---------- SUPPLIED RECORDS
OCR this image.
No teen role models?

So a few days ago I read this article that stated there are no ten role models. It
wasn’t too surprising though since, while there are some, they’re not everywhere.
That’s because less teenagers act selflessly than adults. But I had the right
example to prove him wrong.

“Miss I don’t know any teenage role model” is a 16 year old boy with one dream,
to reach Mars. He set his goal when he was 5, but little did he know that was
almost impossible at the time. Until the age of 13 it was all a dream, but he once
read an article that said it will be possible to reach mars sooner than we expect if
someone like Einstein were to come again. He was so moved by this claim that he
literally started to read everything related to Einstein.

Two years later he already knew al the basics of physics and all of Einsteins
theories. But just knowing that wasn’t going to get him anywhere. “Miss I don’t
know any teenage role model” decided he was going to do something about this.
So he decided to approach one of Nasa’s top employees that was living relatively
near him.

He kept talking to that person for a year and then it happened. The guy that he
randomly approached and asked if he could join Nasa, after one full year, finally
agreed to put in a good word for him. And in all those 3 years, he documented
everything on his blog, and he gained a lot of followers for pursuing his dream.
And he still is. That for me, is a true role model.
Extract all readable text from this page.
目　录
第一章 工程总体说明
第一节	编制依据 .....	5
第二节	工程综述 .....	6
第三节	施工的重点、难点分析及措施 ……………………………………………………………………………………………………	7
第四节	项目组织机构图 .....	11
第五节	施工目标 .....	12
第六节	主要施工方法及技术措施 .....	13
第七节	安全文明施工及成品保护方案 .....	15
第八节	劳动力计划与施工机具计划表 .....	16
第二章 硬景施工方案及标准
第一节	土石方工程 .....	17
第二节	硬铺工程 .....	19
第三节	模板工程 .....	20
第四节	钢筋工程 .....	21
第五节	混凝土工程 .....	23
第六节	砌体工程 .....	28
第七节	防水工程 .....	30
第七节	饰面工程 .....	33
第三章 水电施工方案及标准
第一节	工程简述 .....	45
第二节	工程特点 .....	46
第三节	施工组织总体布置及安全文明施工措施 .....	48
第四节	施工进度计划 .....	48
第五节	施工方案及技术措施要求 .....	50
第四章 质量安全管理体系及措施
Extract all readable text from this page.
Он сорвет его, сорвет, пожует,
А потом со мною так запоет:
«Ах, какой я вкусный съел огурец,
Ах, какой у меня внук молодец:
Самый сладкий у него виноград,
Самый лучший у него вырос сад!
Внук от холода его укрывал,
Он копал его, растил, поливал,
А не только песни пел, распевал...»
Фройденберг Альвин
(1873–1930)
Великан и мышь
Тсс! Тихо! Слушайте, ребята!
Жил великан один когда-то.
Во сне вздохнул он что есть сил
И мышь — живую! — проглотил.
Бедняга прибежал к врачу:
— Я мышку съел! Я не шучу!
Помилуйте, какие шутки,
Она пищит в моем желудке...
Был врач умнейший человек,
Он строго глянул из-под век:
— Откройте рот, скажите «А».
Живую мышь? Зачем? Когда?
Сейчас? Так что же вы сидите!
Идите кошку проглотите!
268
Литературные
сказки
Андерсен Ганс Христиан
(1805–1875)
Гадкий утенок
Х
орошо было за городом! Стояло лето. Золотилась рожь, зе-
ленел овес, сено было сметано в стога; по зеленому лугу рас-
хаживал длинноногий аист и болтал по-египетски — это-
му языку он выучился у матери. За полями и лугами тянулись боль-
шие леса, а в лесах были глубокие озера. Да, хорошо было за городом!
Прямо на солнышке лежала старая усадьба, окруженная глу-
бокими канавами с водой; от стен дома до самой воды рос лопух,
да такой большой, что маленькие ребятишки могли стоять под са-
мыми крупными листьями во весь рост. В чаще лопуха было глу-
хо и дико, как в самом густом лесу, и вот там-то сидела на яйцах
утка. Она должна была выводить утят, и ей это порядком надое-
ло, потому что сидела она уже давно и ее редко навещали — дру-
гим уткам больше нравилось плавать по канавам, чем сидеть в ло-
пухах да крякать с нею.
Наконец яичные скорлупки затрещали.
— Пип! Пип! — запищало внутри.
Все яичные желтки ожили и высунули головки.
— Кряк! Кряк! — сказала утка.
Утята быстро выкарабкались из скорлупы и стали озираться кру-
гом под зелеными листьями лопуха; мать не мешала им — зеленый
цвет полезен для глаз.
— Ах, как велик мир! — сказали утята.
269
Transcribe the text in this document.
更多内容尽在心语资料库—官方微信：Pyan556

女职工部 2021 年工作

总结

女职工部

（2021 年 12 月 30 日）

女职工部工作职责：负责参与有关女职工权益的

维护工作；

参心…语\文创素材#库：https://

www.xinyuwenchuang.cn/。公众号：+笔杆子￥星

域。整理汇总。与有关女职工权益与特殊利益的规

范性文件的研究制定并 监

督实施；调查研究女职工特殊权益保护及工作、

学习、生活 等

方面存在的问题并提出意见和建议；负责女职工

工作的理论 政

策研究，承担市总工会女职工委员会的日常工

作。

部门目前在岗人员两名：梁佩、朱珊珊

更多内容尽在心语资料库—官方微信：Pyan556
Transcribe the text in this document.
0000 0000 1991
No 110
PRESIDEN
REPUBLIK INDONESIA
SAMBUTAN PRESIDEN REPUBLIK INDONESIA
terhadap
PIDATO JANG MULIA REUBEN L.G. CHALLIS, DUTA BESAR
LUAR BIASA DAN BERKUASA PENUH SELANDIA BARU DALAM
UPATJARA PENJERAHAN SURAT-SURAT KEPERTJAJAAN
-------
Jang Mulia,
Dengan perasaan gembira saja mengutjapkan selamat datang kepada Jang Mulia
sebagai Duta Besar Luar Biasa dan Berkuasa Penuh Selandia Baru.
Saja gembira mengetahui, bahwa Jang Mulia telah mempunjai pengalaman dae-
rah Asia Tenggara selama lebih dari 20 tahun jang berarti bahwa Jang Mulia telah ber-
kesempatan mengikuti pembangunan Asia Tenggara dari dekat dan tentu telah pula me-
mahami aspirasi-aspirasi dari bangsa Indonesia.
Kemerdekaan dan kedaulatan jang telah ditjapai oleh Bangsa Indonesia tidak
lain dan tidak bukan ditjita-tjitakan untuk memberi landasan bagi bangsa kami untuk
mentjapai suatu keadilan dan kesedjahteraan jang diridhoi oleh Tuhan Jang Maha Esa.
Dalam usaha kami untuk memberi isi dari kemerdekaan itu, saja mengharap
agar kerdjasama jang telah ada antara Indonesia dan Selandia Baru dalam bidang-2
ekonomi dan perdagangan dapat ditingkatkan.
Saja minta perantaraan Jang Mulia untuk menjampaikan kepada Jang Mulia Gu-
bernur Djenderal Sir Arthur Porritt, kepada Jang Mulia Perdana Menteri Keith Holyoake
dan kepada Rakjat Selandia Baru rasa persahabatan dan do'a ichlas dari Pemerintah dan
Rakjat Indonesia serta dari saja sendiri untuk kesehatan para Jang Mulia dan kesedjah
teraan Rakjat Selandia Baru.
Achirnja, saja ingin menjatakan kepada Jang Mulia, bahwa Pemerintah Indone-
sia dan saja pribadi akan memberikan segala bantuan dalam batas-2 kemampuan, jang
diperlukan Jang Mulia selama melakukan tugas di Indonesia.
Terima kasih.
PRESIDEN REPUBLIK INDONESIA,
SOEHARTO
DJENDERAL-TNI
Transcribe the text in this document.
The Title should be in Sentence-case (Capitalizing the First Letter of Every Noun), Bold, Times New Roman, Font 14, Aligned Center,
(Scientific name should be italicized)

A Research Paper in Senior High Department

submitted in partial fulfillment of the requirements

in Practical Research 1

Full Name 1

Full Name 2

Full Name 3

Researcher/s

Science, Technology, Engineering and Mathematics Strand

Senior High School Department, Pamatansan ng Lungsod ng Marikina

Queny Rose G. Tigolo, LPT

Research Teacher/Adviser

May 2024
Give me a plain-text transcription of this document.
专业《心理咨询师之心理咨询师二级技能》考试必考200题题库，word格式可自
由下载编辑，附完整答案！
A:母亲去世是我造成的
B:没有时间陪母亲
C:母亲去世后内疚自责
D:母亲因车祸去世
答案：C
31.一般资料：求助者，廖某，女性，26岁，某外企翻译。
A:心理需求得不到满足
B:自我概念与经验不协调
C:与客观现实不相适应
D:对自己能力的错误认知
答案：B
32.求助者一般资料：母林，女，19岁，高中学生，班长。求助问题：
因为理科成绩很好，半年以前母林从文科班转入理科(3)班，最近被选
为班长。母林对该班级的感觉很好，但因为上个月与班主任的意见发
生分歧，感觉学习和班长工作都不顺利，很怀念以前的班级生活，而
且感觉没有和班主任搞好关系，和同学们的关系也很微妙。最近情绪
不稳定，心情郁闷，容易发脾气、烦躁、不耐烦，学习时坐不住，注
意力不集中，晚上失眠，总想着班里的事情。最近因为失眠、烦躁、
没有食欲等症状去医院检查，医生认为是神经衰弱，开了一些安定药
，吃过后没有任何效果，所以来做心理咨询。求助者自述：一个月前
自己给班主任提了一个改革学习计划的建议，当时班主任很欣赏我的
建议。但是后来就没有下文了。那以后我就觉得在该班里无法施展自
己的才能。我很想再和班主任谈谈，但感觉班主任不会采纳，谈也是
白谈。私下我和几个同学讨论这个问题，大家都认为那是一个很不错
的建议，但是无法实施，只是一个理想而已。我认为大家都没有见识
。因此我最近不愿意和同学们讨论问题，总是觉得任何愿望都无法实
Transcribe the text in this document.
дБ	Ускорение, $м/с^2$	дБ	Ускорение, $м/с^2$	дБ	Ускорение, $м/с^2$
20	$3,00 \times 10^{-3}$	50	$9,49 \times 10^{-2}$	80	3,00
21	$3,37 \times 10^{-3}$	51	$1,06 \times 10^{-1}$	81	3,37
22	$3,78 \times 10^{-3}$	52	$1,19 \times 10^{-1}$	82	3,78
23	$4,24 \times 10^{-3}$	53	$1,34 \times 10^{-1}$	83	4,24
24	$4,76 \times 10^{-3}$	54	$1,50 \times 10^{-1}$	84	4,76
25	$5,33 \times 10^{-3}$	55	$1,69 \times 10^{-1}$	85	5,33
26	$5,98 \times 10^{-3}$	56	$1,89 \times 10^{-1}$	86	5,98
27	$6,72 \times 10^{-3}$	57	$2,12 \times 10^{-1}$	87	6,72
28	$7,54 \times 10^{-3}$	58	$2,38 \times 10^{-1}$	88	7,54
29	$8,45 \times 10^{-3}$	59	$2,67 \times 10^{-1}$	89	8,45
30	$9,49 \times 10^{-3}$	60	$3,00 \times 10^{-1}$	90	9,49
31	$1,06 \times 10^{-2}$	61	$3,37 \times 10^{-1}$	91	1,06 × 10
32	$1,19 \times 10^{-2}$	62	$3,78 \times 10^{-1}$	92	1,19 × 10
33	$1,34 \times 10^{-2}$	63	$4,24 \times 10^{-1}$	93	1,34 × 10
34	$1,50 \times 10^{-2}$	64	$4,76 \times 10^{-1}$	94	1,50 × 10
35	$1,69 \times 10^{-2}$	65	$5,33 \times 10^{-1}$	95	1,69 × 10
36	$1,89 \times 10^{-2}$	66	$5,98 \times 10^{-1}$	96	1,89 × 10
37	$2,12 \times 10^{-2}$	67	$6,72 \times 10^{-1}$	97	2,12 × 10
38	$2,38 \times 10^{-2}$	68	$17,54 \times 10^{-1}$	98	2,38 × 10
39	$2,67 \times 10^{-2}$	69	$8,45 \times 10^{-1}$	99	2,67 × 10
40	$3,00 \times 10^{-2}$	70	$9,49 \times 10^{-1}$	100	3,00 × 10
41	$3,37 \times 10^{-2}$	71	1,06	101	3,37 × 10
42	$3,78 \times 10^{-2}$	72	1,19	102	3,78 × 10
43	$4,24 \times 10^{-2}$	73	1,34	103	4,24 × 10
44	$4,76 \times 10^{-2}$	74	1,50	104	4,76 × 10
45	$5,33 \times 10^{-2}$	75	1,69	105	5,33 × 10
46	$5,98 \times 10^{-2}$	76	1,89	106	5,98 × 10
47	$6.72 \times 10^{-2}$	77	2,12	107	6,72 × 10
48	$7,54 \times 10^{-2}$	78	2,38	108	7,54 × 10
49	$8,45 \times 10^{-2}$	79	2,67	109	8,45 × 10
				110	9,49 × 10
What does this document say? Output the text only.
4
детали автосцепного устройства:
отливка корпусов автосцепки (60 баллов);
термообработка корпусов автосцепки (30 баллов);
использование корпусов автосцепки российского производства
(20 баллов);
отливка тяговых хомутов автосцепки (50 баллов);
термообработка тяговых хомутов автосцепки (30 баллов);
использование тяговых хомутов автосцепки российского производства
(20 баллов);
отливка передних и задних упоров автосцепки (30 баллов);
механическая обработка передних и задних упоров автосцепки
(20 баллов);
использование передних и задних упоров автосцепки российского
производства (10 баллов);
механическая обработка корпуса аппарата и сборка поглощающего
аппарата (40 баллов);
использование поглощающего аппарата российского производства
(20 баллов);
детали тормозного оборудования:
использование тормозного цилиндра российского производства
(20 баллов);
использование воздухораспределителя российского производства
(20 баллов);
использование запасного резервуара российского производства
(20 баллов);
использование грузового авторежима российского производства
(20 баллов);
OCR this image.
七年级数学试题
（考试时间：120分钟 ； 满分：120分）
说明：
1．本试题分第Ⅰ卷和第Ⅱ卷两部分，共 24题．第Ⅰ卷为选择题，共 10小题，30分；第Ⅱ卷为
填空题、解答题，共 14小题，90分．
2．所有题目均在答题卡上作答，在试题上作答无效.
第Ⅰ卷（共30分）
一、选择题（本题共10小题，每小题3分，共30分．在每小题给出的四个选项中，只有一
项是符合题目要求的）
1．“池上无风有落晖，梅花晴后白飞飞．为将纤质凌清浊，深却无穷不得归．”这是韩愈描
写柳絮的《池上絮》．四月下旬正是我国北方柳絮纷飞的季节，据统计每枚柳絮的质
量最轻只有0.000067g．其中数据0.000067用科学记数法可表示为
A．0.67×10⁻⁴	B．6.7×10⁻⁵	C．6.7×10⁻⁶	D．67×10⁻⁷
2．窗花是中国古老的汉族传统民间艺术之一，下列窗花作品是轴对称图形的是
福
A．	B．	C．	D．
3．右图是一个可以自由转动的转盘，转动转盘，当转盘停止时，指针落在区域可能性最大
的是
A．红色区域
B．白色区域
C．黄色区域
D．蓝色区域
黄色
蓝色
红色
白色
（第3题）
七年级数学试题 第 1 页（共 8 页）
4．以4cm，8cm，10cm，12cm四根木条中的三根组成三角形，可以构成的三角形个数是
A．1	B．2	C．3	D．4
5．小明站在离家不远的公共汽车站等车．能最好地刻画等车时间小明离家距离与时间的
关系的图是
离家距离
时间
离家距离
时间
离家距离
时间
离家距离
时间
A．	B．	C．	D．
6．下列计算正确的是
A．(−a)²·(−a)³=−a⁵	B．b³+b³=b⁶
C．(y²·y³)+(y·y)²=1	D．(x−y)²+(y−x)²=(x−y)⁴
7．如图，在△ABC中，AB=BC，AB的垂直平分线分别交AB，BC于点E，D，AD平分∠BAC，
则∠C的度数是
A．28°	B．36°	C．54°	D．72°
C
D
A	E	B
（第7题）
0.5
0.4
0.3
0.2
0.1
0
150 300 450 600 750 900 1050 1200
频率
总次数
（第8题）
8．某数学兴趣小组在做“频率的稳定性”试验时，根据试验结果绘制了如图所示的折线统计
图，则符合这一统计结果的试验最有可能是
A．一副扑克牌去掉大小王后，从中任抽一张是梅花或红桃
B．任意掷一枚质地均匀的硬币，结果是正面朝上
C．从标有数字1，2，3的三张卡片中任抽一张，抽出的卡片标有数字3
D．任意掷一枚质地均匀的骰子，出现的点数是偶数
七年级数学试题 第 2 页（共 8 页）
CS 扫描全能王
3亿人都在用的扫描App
--------------------
THE EXERCISE -
Show every line in the records above that contains the word "tidak".

EXERCISE ANSWER -
Kemerdekaan dan kedaulatan jang telah ditjapai oleh Bangsa Indonesia tidak
lain dan tidak bukan ditjita-tjitakan untuk memberi landasan bagi bangsa kami untuk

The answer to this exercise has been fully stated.